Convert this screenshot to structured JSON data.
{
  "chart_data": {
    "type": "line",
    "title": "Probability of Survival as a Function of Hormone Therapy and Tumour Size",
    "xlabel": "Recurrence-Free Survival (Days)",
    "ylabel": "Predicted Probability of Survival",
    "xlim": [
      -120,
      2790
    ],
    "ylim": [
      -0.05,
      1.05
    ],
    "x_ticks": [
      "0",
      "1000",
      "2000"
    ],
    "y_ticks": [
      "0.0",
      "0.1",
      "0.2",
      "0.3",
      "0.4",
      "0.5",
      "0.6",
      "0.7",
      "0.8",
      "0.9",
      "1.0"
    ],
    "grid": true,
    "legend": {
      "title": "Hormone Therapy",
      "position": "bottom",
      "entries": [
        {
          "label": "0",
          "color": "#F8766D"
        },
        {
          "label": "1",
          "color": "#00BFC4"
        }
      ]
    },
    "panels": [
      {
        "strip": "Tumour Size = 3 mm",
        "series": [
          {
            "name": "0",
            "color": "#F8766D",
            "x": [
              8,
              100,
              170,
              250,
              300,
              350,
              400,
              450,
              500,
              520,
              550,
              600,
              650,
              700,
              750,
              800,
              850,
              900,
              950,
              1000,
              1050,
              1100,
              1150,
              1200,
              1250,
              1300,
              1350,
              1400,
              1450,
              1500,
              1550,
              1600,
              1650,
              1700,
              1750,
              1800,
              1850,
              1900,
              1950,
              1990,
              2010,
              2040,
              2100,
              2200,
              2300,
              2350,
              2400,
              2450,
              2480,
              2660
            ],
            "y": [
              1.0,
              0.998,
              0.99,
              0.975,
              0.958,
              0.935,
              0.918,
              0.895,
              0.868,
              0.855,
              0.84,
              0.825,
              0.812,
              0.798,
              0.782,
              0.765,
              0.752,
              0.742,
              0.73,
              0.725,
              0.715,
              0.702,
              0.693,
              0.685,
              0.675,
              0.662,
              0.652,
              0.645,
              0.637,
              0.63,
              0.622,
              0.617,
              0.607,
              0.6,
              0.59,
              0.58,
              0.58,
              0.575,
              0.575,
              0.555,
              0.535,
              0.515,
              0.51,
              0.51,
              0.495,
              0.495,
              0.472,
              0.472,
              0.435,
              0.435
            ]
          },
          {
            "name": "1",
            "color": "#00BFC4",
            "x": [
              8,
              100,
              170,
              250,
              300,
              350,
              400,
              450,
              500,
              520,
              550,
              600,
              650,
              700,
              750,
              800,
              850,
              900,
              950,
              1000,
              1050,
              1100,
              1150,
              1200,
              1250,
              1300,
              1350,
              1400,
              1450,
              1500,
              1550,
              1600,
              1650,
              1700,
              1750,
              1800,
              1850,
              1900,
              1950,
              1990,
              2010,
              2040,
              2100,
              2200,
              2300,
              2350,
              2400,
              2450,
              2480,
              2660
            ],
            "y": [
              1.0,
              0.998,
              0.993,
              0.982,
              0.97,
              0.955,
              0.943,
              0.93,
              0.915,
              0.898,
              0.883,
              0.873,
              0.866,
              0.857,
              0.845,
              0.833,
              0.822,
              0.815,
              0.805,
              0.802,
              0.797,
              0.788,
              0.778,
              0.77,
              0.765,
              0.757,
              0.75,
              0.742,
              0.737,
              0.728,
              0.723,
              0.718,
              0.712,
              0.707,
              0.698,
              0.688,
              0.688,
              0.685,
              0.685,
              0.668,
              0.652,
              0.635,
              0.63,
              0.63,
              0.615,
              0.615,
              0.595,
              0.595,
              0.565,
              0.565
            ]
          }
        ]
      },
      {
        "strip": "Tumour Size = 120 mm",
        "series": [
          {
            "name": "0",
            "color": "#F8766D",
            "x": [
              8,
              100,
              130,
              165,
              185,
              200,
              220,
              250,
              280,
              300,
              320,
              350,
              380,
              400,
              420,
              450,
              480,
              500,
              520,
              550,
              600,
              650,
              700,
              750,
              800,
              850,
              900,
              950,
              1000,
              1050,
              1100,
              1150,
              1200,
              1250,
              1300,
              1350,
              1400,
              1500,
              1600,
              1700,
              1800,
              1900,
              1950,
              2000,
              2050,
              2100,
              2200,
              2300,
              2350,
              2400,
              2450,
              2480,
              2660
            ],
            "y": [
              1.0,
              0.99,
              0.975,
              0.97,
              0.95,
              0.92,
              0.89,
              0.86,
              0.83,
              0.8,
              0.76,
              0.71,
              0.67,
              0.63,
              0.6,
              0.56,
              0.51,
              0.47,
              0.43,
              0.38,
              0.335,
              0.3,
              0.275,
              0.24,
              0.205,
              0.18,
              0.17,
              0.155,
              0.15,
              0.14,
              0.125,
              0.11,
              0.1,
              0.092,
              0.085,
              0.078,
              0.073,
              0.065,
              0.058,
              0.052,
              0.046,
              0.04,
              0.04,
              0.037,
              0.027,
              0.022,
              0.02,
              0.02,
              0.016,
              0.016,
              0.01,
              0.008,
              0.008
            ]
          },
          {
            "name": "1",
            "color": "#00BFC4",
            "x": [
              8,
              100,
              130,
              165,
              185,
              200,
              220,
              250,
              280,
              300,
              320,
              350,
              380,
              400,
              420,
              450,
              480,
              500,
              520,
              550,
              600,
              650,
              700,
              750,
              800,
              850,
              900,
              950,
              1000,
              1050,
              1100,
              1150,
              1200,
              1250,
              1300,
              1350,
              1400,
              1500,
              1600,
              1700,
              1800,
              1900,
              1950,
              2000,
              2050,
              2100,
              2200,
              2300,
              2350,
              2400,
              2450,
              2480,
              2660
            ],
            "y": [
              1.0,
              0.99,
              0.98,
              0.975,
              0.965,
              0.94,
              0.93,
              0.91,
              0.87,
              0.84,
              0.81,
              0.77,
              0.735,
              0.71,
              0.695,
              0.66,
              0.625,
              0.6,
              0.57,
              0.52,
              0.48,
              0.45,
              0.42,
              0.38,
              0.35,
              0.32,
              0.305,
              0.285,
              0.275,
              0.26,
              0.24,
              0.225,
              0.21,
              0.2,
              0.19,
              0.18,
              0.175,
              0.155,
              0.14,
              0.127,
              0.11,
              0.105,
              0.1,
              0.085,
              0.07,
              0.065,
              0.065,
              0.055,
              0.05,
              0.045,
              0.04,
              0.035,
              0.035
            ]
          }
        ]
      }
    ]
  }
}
____________
### [Requirement]
Copy out all of the data exactly, leaving nothing out.

### [Exercise response]
Convert this screenshot to structured JSON data.
{
  "chart_data": {
    "type": "line",
    "title": "Probability of Survival as a Function of Hormone Therapy and Tumour Size",
    "xlabel": "Recurrence-Free Survival (Days)",
    "ylabel": "Predicted Probability of Survival",
    "xlim": [
      -120,
      2790
    ],
    "ylim": [
      -0.05,
      1.05
    ],
    "x_ticks": [
      "0",
      "1000",
      "2000"
    ],
    "y_ticks": [
      "0.0",
      "0.1",
      "0.2",
      "0.3",
      "0.4",
      "0.5",
      "0.6",
      "0.7",
      "0.8",
      "0.9",
      "1.0"
    ],
    "grid": true,
    "legend": {
      "title": "Hormone Therapy",
      "position": "bottom",
      "entries": [
        {
          "label": "0",
          "color": "#F8766D"
        },
        {
          "label": "1",
          "color": "#00BFC4"
        }
      ]
    },
    "panels": [
      {
        "strip": "Tumour Size = 3 mm",
        "series": [
          {
            "name": "0",
            "color": "#F8766D",
            "x": [
              8,
              100,
              170,
              250,
              300,
              350,
              400,
              450,
              500,
              520,
              550,
              600,
              650,
              700,
              750,
              800,
              850,
              900,
              950,
              1000,
              1050,
              1100,
              1150,
              1200,
              1250,
              1300,
              1350,
              1400,
              1450,
              1500,
              1550,
              1600,
              1650,
              1700,
              1750,
              1800,
              1850,
              1900,
              1950,
              1990,
              2010,
              2040,
              2100,
              2200,
              2300,
              2350,
              2400,
              2450,
              2480,
              2660
            ],
            "y": [
              1.0,
              0.998,
              0.99,
              0.975,
              0.958,
              0.935,
              0.918,
              0.895,
              0.868,
              0.855,
              0.84,
              0.825,
              0.812,
              0.798,
              0.782,
              0.765,
              0.752,
              0.742,
              0.73,
              0.725,
              0.715,
              0.702,
              0.693,
              0.685,
              0.675,
              0.662,
              0.652,
              0.645,
              0.637,
              0.63,
              0.622,
              0.617,
              0.607,
              0.6,
              0.59,
              0.58,
              0.58,
              0.575,
              0.575,
              0.555,
              0.535,
              0.515,
              0.51,
              0.51,
              0.495,
              0.495,
              0.472,
              0.472,
              0.435,
              0.435
            ]
          },
          {
            "name": "1",
            "color": "#00BFC4",
            "x": [
              8,
              100,
              170,
              250,
              300,
              350,
              400,
              450,
              500,
              520,
              550,
              600,
              650,
              700,
              750,
              800,
              850,
              900,
              950,
              1000,
              1050,
              1100,
              1150,
              1200,
              1250,
              1300,
              1350,
              1400,
              1450,
              1500,
              1550,
              1600,
              1650,
              1700,
              1750,
              1800,
              1850,
              1900,
              1950,
              1990,
              2010,
              2040,
              2100,
              2200,
              2300,
              2350,
              2400,
              2450,
              2480,
              2660
            ],
            "y": [
              1.0,
              0.998,
              0.993,
              0.982,
              0.97,
              0.955,
              0.943,
              0.93,
              0.915,
              0.898,
              0.883,
              0.873,
              0.866,
              0.857,
              0.845,
              0.833,
              0.822,
              0.815,
              0.805,
              0.802,
              0.797,
              0.788,
              0.778,
              0.77,
              0.765,
              0.757,
              0.75,
              0.742,
              0.737,
              0.728,
              0.723,
              0.718,
              0.712,
              0.707,
              0.698,
              0.688,
              0.688,
              0.685,
              0.685,
              0.668,
              0.652,
              0.635,
              0.63,
              0.63,
              0.615,
              0.615,
              0.595,
              0.595,
              0.565,
              0.565
            ]
          }
        ]
      },
      {
        "strip": "Tumour Size = 120 mm",
        "series": [
          {
            "name": "0",
            "color": "#F8766D",
            "x": [
              8,
              100,
              130,
              165,
              185,
              200,
              220,
              250,
              280,
              300,
              320,
              350,
              380,
              400,
              420,
              450,
              480,
              500,
              520,
              550,
              600,
              650,
              700,
              750,
              800,
              850,
              900,
              950,
              1000,
              1050,
              1100,
              1150,
              1200,
              1250,
              1300,
              1350,
              1400,
              1500,
              1600,
              1700,
              1800,
              1900,
              1950,
              2000,
              2050,
              2100,
              2200,
              2300,
              2350,
              2400,
              2450,
              2480,
              2660
            ],
            "y": [
              1.0,
              0.99,
              0.975,
              0.97,
              0.95,
              0.92,
              0.89,
              0.86,
              0.83,
              0.8,
              0.76,
              0.71,
              0.67,
              0.63,
              0.6,
              0.56,
              0.51,
              0.47,
              0.43,
              0.38,
              0.335,
              0.3,
              0.275,
              0.24,
              0.205,
              0.18,
              0.17,
              0.155,
              0.15,
              0.14,
              0.125,
              0.11,
              0.1,
              0.092,
              0.085,
              0.078,
              0.073,
              0.065,
              0.058,
              0.052,
              0.046,
              0.04,
              0.04,
              0.037,
              0.027,
              0.022,
              0.02,
              0.02,
              0.016,
              0.016,
              0.01,
              0.008,
              0.008
            ]
          },
          {
            "name": "1",
            "color": "#00BFC4",
            "x": [
              8,
              100,
              130,
              165,
              185,
              200,
              220,
              250,
              280,
              300,
              320,
              350,
              380,
              400,
              420,
              450,
              480,
              500,
              520,
              550,
              600,
              650,
              700,
              750,
              800,
              850,
              900,
              950,
              1000,
              1050,
              1100,
              1150,
              1200,
              1250,
              1300,
              1350,
              1400,
              1500,
              1600,
              1700,
              1800,
              1900,
              1950,
              2000,
              2050,
              2100,
              2200,
              2300,
              2350,
              2400,
              2450,
              2480,
              2660
            ],
            "y": [
              1.0,
              0.99,
              0.98,
              0.975,
              0.965,
              0.94,
              0.93,
              0.91,
              0.87,
              0.84,
              0.81,
              0.77,
              0.735,
              0.71,
              0.695,
              0.66,
              0.625,
              0.6,
              0.57,
              0.52,
              0.48,
              0.45,
              0.42,
              0.38,
              0.35,
              0.32,
              0.305,
              0.285,
              0.275,
              0.26,
              0.24,
              0.225,
              0.21,
              0.2,
              0.19,
              0.18,
              0.175,
              0.155,
              0.14,
              0.127,
              0.11,
              0.105,
              0.1,
              0.085,
              0.07,
              0.065,
              0.065,
              0.055,
              0.05,
              0.045,
              0.04,
              0.035,
              0.035
            ]
          }
        ]
      }
    ]
  }
}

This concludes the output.